[Collected data]
---
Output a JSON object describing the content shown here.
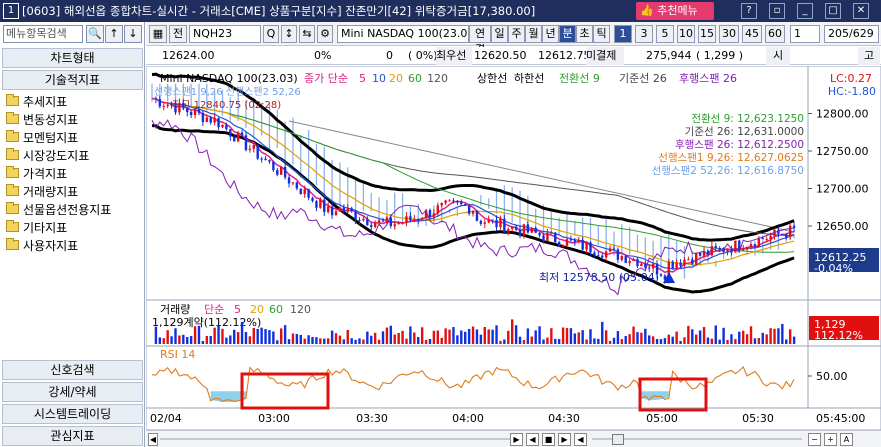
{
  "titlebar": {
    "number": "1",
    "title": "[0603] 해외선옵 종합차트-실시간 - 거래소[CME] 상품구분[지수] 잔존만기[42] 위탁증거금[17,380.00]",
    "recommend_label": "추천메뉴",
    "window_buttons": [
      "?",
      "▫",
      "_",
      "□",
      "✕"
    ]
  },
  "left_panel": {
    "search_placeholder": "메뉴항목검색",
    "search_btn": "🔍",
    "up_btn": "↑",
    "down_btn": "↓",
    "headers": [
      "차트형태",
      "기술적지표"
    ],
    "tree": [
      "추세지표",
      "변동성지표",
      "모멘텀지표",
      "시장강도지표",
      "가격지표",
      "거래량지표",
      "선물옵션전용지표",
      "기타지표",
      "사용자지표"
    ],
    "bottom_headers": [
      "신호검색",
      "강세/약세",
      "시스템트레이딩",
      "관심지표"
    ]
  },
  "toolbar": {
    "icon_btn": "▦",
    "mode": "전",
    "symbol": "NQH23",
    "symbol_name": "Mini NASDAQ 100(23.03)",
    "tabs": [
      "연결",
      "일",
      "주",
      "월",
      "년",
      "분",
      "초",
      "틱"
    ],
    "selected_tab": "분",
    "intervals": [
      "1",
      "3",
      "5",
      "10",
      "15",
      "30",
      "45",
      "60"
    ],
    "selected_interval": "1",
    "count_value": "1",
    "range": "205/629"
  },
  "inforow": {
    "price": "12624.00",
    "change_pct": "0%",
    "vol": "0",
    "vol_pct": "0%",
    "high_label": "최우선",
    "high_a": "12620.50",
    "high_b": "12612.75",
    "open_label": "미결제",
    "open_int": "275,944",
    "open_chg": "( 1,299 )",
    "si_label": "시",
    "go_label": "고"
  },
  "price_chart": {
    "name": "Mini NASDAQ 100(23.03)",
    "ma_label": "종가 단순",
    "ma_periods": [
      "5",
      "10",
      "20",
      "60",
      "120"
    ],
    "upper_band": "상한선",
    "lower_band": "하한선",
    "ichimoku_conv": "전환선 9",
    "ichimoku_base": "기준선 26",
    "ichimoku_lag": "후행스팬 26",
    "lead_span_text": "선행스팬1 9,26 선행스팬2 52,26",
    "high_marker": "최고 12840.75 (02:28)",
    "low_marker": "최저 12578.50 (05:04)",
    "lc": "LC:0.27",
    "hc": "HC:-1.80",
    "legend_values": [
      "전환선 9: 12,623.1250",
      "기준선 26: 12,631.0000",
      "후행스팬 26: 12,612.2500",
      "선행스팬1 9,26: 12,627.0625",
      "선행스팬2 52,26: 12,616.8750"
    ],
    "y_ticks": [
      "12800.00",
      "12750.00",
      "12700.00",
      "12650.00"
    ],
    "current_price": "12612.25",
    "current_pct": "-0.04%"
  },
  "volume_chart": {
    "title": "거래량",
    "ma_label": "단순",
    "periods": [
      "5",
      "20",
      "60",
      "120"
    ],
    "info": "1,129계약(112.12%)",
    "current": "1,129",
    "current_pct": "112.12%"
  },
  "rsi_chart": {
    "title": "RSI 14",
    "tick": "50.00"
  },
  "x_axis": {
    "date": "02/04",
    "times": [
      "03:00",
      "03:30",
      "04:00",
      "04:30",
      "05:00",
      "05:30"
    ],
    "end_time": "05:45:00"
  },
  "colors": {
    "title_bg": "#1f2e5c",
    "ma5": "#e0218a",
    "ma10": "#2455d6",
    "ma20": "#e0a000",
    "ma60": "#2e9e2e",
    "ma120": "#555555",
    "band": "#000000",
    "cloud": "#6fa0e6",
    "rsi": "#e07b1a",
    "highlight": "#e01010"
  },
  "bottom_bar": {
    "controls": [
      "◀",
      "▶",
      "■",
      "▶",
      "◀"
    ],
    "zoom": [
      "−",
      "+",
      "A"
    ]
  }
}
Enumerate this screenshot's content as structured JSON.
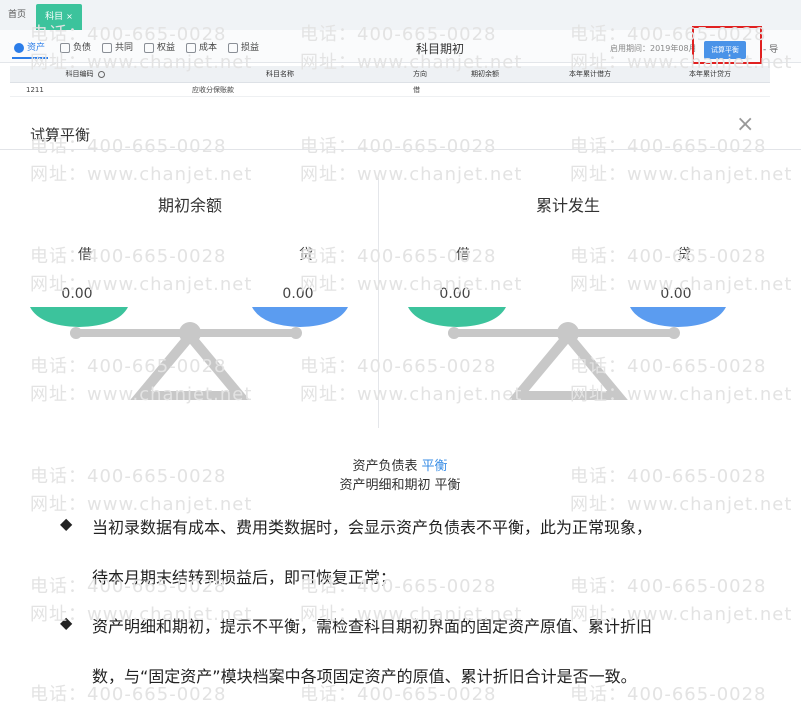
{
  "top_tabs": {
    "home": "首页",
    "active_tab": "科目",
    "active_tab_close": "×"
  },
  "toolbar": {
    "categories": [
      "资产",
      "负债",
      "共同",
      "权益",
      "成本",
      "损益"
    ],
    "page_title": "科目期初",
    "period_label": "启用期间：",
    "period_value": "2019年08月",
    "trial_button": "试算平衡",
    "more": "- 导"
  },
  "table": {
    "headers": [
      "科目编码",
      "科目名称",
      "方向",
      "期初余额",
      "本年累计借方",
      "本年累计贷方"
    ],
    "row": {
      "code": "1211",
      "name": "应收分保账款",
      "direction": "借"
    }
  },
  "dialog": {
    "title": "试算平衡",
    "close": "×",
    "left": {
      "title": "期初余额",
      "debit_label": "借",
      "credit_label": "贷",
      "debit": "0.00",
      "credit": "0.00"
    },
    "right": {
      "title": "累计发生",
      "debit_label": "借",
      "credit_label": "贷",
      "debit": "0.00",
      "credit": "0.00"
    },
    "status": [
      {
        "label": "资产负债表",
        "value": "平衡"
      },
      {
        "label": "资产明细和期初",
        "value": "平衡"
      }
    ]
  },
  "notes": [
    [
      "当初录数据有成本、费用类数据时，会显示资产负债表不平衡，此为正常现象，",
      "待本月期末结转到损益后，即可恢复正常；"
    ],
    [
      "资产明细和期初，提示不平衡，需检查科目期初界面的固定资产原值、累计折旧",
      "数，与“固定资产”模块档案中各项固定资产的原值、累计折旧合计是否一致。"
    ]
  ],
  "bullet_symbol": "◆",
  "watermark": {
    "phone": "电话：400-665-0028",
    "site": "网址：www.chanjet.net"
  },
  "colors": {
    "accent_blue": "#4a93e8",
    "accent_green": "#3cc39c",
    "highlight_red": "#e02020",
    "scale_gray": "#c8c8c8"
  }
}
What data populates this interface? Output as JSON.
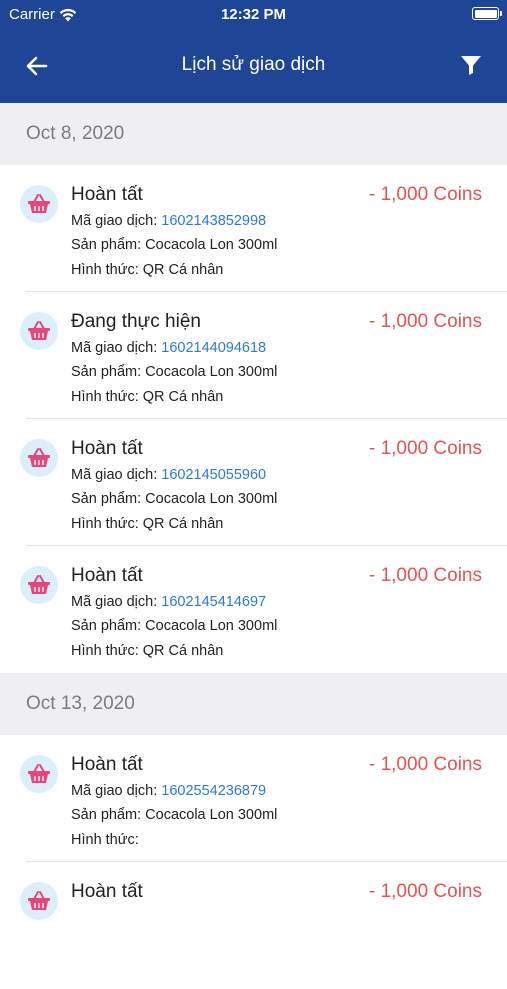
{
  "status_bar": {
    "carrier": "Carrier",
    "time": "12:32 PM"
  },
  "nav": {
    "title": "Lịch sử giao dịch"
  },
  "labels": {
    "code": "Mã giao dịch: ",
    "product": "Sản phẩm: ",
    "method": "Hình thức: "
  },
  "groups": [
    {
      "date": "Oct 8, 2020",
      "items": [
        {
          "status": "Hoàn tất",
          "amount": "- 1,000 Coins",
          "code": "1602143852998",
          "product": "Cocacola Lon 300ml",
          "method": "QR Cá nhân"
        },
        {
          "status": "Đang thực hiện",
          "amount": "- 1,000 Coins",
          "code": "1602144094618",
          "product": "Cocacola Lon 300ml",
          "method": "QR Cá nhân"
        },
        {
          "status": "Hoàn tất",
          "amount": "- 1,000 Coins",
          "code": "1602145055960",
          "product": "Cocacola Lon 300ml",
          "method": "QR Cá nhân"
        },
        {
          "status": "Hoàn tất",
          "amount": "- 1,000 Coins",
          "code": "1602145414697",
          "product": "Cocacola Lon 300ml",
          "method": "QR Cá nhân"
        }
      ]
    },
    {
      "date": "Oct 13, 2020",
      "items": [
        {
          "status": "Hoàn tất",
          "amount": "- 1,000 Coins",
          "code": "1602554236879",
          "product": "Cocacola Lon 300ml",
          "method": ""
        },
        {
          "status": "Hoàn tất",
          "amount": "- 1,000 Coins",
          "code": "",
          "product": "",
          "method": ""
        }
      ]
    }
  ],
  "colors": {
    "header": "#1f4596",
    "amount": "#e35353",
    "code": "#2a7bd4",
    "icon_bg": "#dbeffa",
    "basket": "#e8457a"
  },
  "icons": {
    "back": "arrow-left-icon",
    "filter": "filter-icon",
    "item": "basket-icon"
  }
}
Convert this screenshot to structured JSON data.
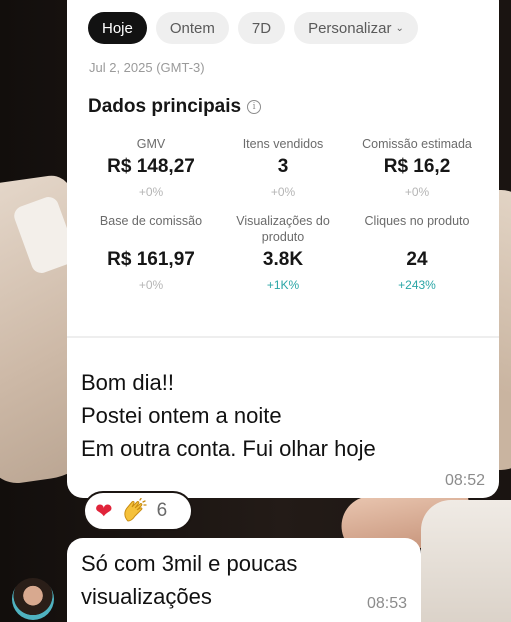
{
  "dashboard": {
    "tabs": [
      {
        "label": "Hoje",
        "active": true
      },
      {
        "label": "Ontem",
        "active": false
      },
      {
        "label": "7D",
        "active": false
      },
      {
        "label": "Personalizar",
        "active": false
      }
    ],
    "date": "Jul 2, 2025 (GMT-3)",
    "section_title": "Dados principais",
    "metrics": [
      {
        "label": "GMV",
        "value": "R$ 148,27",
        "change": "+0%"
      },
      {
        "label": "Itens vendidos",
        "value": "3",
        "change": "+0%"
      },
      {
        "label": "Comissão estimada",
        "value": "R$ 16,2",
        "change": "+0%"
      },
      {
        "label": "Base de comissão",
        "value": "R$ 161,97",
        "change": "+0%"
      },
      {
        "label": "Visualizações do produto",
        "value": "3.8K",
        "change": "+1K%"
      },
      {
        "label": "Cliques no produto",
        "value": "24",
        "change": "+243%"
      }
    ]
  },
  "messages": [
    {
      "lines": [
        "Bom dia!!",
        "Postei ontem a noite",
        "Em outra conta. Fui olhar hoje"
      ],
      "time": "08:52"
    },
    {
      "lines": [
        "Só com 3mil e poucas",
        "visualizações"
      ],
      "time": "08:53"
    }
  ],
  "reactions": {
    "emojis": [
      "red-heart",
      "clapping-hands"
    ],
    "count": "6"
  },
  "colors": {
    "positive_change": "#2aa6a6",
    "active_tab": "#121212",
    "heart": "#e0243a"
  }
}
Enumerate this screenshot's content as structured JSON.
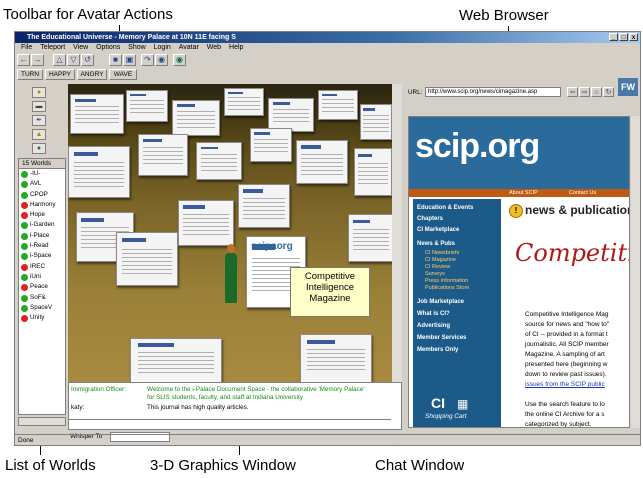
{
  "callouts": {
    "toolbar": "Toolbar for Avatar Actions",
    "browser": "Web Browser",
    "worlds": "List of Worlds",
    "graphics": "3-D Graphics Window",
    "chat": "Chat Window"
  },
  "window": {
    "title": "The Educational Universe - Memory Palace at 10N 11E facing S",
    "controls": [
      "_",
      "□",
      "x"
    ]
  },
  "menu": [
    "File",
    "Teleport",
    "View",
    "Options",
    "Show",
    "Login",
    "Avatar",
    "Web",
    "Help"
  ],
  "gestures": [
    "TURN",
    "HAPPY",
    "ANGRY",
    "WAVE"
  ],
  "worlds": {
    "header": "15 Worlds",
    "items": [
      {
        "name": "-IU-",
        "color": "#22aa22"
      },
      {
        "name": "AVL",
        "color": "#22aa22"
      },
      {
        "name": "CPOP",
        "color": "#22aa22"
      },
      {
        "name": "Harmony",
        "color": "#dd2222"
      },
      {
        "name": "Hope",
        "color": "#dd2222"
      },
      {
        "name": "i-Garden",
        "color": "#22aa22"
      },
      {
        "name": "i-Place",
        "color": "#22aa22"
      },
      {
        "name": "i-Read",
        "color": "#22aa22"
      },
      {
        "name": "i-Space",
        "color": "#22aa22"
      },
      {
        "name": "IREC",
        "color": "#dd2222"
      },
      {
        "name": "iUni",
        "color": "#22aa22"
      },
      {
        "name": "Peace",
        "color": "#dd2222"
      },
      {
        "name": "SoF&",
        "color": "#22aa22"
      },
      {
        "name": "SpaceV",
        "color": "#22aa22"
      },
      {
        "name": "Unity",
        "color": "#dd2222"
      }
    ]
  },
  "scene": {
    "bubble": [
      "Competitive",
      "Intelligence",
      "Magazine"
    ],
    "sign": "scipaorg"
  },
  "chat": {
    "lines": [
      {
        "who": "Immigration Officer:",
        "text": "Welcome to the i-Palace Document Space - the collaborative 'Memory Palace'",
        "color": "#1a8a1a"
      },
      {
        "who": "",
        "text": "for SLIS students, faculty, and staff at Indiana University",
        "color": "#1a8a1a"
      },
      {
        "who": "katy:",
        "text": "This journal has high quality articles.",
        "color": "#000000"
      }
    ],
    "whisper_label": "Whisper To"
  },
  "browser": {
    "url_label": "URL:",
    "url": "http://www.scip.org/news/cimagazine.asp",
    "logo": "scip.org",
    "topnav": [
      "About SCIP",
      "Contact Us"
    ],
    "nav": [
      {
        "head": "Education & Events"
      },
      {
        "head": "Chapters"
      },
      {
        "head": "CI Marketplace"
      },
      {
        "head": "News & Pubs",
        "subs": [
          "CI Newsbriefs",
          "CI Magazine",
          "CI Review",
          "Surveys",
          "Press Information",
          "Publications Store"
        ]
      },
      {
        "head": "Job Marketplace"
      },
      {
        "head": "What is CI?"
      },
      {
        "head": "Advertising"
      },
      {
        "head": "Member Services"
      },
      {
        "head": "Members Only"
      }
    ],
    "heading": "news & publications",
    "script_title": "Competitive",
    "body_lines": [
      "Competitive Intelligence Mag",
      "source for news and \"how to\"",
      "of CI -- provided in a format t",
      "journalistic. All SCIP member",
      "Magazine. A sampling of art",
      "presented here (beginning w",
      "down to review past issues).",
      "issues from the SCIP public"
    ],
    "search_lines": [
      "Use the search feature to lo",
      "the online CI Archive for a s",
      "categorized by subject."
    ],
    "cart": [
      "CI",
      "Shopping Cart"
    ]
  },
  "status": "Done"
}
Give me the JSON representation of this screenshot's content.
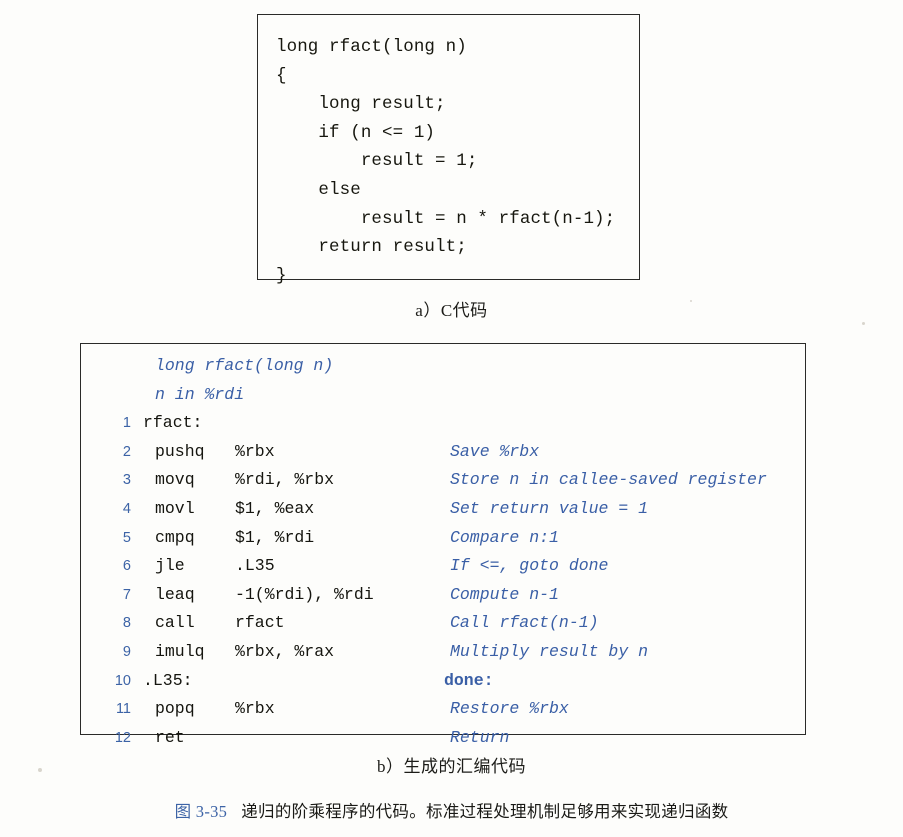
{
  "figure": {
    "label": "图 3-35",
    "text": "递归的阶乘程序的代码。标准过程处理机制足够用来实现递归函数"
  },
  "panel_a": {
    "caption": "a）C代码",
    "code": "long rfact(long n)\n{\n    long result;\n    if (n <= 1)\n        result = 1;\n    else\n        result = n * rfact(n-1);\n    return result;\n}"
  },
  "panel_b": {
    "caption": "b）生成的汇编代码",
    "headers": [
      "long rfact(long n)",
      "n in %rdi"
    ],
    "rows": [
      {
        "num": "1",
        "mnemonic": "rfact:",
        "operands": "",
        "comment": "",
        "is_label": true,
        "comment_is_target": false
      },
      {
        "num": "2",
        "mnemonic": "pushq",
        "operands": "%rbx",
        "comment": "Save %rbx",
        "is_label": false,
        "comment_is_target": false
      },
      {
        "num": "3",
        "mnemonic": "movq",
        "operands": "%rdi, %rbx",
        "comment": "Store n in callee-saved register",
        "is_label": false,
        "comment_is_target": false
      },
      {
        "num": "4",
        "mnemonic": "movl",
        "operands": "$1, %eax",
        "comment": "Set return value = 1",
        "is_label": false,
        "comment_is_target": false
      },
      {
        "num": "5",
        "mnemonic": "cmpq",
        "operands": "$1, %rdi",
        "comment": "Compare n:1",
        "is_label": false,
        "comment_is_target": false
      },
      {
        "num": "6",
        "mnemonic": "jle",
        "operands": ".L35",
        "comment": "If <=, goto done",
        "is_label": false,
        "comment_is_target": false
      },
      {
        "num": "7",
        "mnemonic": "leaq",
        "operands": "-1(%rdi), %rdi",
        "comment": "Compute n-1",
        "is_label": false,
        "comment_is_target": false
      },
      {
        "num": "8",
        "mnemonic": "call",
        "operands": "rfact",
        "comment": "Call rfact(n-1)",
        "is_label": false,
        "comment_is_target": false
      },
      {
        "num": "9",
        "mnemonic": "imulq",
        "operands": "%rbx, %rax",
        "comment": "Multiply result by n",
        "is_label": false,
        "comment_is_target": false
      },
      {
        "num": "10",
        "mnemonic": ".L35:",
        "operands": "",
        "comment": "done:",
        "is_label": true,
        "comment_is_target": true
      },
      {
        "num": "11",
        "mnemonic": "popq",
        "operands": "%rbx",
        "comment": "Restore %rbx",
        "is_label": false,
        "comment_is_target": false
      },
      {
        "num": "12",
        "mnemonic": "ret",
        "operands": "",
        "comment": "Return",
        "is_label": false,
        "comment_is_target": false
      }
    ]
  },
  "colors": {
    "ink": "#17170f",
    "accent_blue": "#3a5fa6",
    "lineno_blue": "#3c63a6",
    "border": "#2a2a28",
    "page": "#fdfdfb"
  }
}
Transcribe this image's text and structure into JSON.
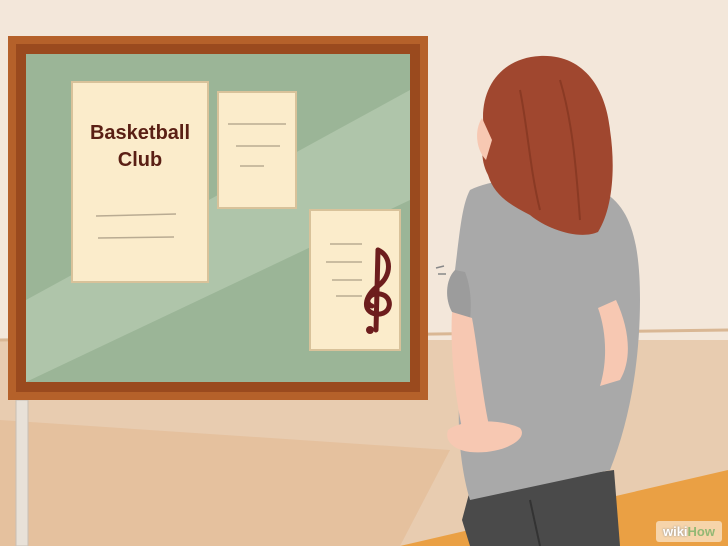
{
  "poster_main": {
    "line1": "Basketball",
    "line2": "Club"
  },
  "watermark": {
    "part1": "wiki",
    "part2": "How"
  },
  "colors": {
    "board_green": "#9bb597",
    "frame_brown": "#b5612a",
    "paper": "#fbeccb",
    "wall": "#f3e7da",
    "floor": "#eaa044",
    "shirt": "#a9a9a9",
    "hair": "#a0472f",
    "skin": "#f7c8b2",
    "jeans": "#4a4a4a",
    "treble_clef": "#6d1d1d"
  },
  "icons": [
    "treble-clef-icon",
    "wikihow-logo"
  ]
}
---
Task instructions: Write only the number of lines in the data above that include "资产明细和期初".

Result below: 2